**Beitrag**.
Dieser religiös inspirierte Teil ihres Werks mag manche Leser*innen überraschen, die Hennings (falls überhaupt) vor allem als eine der ersten weiblichen Bohemiens, als Vortragskünstlerin, Verfechterin freier Liebe und Teil der Dadaistischen-Bewegung kennt (u.a. Mitbegründerin des Cabaret Voltaire), die mit Drogen experimentierte und als Person gilt, die ihrer Zeit voraus war.

„Einmal deuteten unsere Prisma-Augen den Regenbogen.
Offenbarten Gott, der über Bergeskurven ging im Abendfrieden.
Sahen die Engel in den tiefen Tälern leuchten.
Wir verstanden das Murmeln der Geister in den Goldquellen
Und erwiderten die Schneeflockensprache, die aus der Höhe sank.“

„Du kannst den Sonnenaufgang machen.
Schaff neu mein Herz und mein Gesicht.
O, wolle es noch einmal ragen,
Dein erstes Wort: Es werde Licht!“

So wichtig all dies für ihr Leben auch gewesen sein mag und so sehr es das Bild von Hennings in der Nachwelt prägte (woran man wieder mal sieht, dass das Ikonische die Unordnung der meisten Lebensläufe wegzuwischen versteht), in ihrem lyrischen Werk hat sich wenig davon niedergeschlagen – zumindest in ihrem gereimten lyrischen Werk. Es gibt ein paar Prosagedichte aus dem Nachlass, allen voran das Fragment „Dagny“, in dem die schillernde Welt mit Dada und Drogen etwas präsenter sind.

Ansonsten ist Hennings lyrisches Werk, trotz unbestreitbarer individueller Qualitäten – von Wortschöpfungen bis zu ungewöhnlichen Dynamiken –, eher orientiert an Dichtungen wie denen von Hermann Hesse, dem sie zeitlebens eine große Bewunderung entgegenbrachte und dem sie regelmäßig Texte von sich schickte; auch Rilke meint man in dem ein oder anderen Gedichte herauszuhören.

„Wir halten uns umfangen
Und Wasserrosen rings umher.
Wir streben und wünschen und wollen nichts mehr.
Wir haben kein Verlangen.
Geliebter, etwas fehlt mir doch,
Einen Wunsch, den hab ich noch:
Die Sehnsucht nach der Sehnsucht.“

Vielleicht am besten Vergleichen lässt sich Hennings allerdings mit einer Dichterin, die zur selben Zeit wie sie in Finnland lebte (wenn auch sehr viel früher starb): Edith Södergran, die, wie Hennings, unbändige Liebesdichtungen verfasste, aber eben auch mythisch-phantastische, zum Teil religiös inspirierte.

**Auflistung**.
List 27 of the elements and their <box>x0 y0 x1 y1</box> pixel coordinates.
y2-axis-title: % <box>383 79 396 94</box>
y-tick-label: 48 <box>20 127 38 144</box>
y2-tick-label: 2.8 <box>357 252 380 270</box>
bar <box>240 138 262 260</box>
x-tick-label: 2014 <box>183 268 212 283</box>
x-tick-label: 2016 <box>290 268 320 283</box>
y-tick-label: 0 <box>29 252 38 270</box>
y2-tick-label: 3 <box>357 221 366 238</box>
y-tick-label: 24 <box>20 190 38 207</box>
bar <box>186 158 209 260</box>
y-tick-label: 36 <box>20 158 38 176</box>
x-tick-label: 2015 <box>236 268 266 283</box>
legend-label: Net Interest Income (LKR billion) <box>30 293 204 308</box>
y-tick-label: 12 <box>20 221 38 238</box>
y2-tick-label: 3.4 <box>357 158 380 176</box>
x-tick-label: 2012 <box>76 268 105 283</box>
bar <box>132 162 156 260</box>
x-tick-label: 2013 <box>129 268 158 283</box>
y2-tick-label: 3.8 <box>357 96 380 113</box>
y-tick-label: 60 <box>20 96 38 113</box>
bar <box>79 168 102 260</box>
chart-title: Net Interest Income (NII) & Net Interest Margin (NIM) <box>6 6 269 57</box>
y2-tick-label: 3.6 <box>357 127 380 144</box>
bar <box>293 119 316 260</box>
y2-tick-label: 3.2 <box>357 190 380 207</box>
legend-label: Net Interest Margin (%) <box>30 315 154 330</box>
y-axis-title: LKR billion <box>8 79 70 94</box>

**Ihre Aufgaben**.
1 – Beantworten Sie anhand des Beitrags über Hennings die folgenden Fragen:
(a) Welchem Dichter brachte Hennings zeitlebens große Bewunderung entgegen?
(b) Welches Fragment aus dem Nachlass wird hervorgehoben, weil darin die Welt mit Dada und Drogen präsenter ist?
(c) In welchem Land lebte Edith Södergran?
2 – Führen Sie den Beitrag über Hennings im Anschluss an seinen letzten Satz weiter.
Die Auflistung stammt aus einer anderen Quelle als der Beitrag.

**Lösungen je Aufgabe**.
1 –
(a) Hermann Hesse
(b) „Dagny“
(c) In Finnland

2 –
Beide Dichterinnen verbindet vor allem der rigorose Ausdruck ihrer Sehnsüchte und ihr ambivalentes Verhältnis zu klassischen Motiven des „Weiblichen“. Södergran war hier drastischer, imaginierte auf der einen Seite Amazonenkriegerinnen und beklagte offen die Kluft zwischen der Liebe als herrlicher Vorstellung und der Realität des ausgelieferten Frauenlebens und schrieb auf der anderen Seite Gedichte, in denen sie ihrer emotionalen Bedürftigkeit schillernd und wortgewaltig, bis zur Unterwerfung, Ausdruck verlieh.

Hennings dagegen webt die Ambivalenzen umsichtiger ein, wenn sie bspw. das geläufige Motiv der Blume, die für die weibliche Unschuld (und gleichsam für Anziehung, Schönheit) steht, hinterfragt und damit gleichsam den Schönheits-/Jugendanspruch an Frauen und ihre generelle Objektifizierung:

„So ist die Rose: sie duftet und blüht.
Sie träumt von ihrer Mädchenzeit.
Warum nur tut sie mir so leid?
Sie senkt ihr Haupt, wird weich und müd.

[…]

Schon weit von mir. Ich bin geblieben.
Mein Blut ist länger als die Rosen rot.
Die Seele nur will ewig lieben,
Will überleben jeden Rosentod.“

„Wo es am innigsten blüht, blüht die Lust.
Was weinst du, weil du leben mußt?
Was singst du, weil du stirbst, mein Herz?
Wo es am innigsten blüht, blüht der Schmerz.“

Ebenso wie bei Södergran spielt bei Hennings außerdem das Gegensatzpaar Freiheit-Gefangensein eine nicht unbedeutende Rolle: die Freiheit als Dichterin, die Freiheit in der Imagination auf der einen und das Gefangensein als Frau, als Körper auf der anderen Seite – wobei dieser Konflikt in Hennings lyrischem Werk nur in einigen wenigen Texten wirklich zutage tritt und sonst eher religiös transzendiert wird.

Schon zu Lebzeiten bekannt waren jedoch ihre Gefängnisgedichte, die aber vor allem tatsächliche Gefängnisinsassen und -insassinnen zum Thema haben:

„Da draußen liegt die Welt, da rauscht das Leben.
Da dürfen Menschen gehen, wohin sie wollen.
Einmal gehörten wir doch auch zu denen,
Und jetzt sind wir vergessen und verschollen.
Nachts träumen wir Wunder auf schmalen Pritschen
Tags gehn wir einher gleich scheuen Tieren.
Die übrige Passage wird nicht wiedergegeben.